## Supplied entries

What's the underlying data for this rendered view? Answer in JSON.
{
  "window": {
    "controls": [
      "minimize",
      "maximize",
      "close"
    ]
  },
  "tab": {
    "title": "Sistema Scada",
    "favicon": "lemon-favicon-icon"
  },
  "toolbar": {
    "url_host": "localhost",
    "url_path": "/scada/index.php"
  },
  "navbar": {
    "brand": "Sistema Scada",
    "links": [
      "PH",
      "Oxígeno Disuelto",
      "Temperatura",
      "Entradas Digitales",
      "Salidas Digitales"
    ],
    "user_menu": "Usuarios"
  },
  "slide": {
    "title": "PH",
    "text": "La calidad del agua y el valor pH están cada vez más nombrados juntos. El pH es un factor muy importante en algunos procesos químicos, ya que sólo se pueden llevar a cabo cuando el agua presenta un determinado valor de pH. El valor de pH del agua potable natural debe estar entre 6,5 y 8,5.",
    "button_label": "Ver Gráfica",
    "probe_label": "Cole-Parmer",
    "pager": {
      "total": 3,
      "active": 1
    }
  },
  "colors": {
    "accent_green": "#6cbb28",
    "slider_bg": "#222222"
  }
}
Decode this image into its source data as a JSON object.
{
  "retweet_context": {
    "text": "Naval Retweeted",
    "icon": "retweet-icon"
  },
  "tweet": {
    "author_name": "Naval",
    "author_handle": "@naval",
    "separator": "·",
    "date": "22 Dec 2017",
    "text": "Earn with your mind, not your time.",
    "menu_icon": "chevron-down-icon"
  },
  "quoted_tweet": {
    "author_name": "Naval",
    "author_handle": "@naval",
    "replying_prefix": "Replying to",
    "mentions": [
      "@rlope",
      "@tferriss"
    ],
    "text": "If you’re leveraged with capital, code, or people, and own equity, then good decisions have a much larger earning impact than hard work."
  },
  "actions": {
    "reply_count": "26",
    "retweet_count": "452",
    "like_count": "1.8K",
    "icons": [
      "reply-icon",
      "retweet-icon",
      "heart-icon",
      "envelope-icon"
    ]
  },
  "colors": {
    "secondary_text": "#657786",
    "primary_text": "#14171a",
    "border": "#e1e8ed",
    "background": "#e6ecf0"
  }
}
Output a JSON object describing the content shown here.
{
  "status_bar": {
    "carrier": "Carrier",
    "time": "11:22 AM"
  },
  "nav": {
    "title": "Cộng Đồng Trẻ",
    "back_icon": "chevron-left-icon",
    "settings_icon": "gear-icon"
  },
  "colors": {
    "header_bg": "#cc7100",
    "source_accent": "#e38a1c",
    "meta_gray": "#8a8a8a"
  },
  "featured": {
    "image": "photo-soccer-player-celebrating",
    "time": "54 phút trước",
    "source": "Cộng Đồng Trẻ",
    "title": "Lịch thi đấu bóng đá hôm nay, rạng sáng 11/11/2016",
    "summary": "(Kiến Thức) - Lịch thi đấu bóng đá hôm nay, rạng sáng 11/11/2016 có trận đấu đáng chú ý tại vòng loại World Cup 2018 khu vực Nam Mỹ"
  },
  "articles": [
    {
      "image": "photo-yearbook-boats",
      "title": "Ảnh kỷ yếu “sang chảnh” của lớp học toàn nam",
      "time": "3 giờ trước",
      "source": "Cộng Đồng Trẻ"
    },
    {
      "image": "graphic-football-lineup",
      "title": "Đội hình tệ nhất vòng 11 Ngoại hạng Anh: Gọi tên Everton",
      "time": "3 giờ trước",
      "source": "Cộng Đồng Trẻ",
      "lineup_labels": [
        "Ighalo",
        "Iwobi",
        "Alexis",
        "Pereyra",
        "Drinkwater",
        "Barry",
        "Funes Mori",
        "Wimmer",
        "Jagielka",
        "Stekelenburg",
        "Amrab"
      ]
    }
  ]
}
...
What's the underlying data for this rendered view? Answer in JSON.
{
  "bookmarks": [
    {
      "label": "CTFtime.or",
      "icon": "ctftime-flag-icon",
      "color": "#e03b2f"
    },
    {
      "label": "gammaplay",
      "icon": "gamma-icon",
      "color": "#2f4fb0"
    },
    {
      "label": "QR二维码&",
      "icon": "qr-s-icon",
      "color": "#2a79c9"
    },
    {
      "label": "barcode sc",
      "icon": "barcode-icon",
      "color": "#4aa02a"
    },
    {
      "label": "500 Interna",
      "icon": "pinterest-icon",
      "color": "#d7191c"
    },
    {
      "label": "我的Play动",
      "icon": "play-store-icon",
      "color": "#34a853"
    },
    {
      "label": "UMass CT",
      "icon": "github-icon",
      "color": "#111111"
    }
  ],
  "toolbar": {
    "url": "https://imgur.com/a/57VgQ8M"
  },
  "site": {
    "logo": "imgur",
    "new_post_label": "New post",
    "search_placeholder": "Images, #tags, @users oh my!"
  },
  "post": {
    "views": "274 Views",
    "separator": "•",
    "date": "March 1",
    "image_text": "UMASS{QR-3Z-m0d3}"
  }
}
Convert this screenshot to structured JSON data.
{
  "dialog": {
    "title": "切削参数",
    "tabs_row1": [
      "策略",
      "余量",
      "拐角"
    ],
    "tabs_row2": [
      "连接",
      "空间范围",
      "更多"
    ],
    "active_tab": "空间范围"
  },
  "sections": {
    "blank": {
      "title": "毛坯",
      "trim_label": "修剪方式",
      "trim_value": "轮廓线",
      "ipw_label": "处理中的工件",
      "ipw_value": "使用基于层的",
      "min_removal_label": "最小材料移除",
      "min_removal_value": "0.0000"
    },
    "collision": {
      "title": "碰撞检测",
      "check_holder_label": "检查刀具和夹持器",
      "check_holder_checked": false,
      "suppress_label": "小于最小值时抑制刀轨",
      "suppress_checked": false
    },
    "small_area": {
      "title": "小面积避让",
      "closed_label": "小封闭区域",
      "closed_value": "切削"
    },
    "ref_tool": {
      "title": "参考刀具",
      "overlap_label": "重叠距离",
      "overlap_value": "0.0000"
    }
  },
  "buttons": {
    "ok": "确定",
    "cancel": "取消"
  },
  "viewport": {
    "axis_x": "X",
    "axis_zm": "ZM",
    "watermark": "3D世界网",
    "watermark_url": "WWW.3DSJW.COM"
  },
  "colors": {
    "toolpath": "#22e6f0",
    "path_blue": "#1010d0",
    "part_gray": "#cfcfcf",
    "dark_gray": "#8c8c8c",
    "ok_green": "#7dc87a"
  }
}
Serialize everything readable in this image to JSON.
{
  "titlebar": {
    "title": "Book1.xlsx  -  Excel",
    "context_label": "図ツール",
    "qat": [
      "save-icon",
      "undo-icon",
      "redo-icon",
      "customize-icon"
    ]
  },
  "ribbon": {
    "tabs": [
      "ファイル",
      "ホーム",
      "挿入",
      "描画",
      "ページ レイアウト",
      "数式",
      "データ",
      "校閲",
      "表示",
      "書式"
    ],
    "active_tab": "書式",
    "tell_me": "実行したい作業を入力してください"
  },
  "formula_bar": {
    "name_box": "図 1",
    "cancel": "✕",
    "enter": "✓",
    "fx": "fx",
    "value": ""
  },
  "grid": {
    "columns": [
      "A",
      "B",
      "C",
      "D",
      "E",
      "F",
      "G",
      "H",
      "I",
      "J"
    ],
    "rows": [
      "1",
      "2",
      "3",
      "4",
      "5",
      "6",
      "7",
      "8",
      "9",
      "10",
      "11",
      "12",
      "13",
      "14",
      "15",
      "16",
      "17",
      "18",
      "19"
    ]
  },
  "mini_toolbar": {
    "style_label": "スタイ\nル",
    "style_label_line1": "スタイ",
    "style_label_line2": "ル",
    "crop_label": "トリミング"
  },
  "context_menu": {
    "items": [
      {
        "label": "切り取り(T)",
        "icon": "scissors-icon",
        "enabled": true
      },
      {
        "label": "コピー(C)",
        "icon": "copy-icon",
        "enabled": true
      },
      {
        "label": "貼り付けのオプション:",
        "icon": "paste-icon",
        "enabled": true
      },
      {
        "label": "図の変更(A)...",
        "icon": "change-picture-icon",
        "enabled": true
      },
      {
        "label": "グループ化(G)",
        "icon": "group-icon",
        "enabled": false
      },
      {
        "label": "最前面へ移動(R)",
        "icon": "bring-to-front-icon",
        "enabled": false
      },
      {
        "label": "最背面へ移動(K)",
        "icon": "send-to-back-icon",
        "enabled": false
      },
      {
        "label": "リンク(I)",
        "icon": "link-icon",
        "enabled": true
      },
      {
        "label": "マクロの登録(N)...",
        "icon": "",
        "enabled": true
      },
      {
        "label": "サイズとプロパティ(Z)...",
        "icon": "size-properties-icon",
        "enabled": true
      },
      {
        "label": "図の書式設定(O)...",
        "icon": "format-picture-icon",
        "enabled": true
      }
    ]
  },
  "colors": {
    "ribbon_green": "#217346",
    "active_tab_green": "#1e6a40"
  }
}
* * *
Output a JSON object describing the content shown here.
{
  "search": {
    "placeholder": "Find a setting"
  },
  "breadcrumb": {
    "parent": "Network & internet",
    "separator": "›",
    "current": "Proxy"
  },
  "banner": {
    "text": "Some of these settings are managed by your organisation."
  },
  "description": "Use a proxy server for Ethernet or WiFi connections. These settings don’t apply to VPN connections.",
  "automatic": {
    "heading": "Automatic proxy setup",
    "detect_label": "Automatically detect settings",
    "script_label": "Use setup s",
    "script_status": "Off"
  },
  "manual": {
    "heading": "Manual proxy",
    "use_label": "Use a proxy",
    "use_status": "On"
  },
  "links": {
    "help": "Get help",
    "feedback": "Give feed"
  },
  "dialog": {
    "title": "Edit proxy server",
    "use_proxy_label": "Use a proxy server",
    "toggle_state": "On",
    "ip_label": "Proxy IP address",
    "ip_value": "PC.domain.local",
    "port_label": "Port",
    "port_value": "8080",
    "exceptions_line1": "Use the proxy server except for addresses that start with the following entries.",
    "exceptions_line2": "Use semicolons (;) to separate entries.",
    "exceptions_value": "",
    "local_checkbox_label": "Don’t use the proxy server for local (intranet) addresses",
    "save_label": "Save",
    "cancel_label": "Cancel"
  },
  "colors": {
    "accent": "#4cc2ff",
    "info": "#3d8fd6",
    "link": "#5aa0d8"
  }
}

## Exercise aim
Look through the records and gather every line containing "JSON".

## Full answer
What's the underlying data for this rendered view? Answer in JSON.
Decode this image into its source data as a JSON object.
Output a JSON object describing the content shown here.
What's the underlying data for this rendered view? Answer in JSON.
Convert this screenshot to structured JSON data.
Serialize everything readable in this image to JSON.
Output a JSON object describing the content shown here.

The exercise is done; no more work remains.